- _OBJECTIVE_
Without the pictures, repeat the listing character for character.

----- DATA ENTRIES -----

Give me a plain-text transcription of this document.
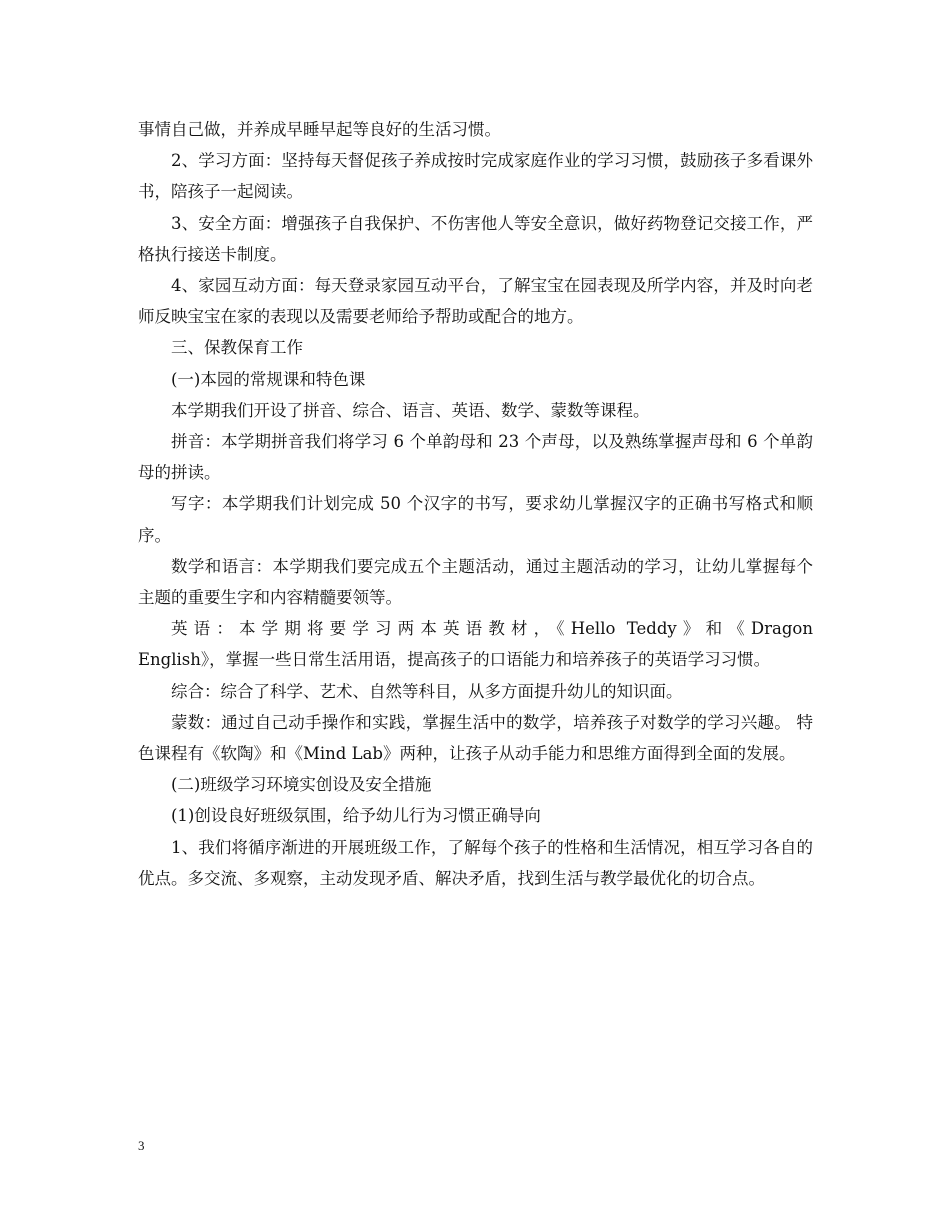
事情自己做，并养成早睡早起等良好的生活习惯。

2、学习方面：坚持每天督促孩子养成按时完成家庭作业的学习习惯，鼓励孩子多看课外书，陪孩子一起阅读。

3、安全方面：增强孩子自我保护、不伤害他人等安全意识，做好药物登记交接工作，严格执行接送卡制度。

4、家园互动方面：每天登录家园互动平台，了解宝宝在园表现及所学内容，并及时向老师反映宝宝在家的表现以及需要老师给予帮助或配合的地方。

三、保教保育工作

(一)本园的常规课和特色课

本学期我们开设了拼音、综合、语言、英语、数学、蒙数等课程。

拼音：本学期拼音我们将学习 6 个单韵母和 23 个声母，以及熟练掌握声母和 6 个单韵母的拼读。

写字：本学期我们计划完成 50 个汉字的书写，要求幼儿掌握汉字的正确书写格式和顺序。

数学和语言：本学期我们要完成五个主题活动，通过主题活动的学习，让幼儿掌握每个主题的重要生字和内容精髓要领等。

英语：本学期将要学习两本英语教材，《Hello Teddy》和《Dragon

English》，掌握一些日常生活用语，提高孩子的口语能力和培养孩子的英语学习习惯。

综合：综合了科学、艺术、自然等科目，从多方面提升幼儿的知识面。

蒙数：通过自己动手操作和实践，掌握生活中的数学，培养孩子对数学的学习兴趣。 特色课程有《软陶》和《Mind Lab》两种，让孩子从动手能力和思维方面得到全面的发展。

(二)班级学习环境实创设及安全措施

(1)创设良好班级氛围，给予幼儿行为习惯正确导向

1、我们将循序渐进的开展班级工作，了解每个孩子的性格和生活情况，相互学习各自的优点。多交流、多观察，主动发现矛盾、解决矛盾，找到生活与教学最优化的切合点。

3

-----

- _OUTPUT BELOW_
Give me a plain-text transcription of this document.
事情自己做，并养成早睡早起等良好的生活习惯。

2、学习方面：坚持每天督促孩子养成按时完成家庭作业的学习习惯，鼓励孩子多看课外书，陪孩子一起阅读。

3、安全方面：增强孩子自我保护、不伤害他人等安全意识，做好药物登记交接工作，严格执行接送卡制度。

4、家园互动方面：每天登录家园互动平台，了解宝宝在园表现及所学内容，并及时向老师反映宝宝在家的表现以及需要老师给予帮助或配合的地方。

三、保教保育工作

(一)本园的常规课和特色课

本学期我们开设了拼音、综合、语言、英语、数学、蒙数等课程。

拼音：本学期拼音我们将学习 6 个单韵母和 23 个声母，以及熟练掌握声母和 6 个单韵母的拼读。

写字：本学期我们计划完成 50 个汉字的书写，要求幼儿掌握汉字的正确书写格式和顺序。

数学和语言：本学期我们要完成五个主题活动，通过主题活动的学习，让幼儿掌握每个主题的重要生字和内容精髓要领等。

英语：本学期将要学习两本英语教材，《Hello Teddy》和《Dragon

English》，掌握一些日常生活用语，提高孩子的口语能力和培养孩子的英语学习习惯。

综合：综合了科学、艺术、自然等科目，从多方面提升幼儿的知识面。

蒙数：通过自己动手操作和实践，掌握生活中的数学，培养孩子对数学的学习兴趣。 特色课程有《软陶》和《Mind Lab》两种，让孩子从动手能力和思维方面得到全面的发展。

(二)班级学习环境实创设及安全措施

(1)创设良好班级氛围，给予幼儿行为习惯正确导向

1、我们将循序渐进的开展班级工作，了解每个孩子的性格和生活情况，相互学习各自的优点。多交流、多观察，主动发现矛盾、解决矛盾，找到生活与教学最优化的切合点。

3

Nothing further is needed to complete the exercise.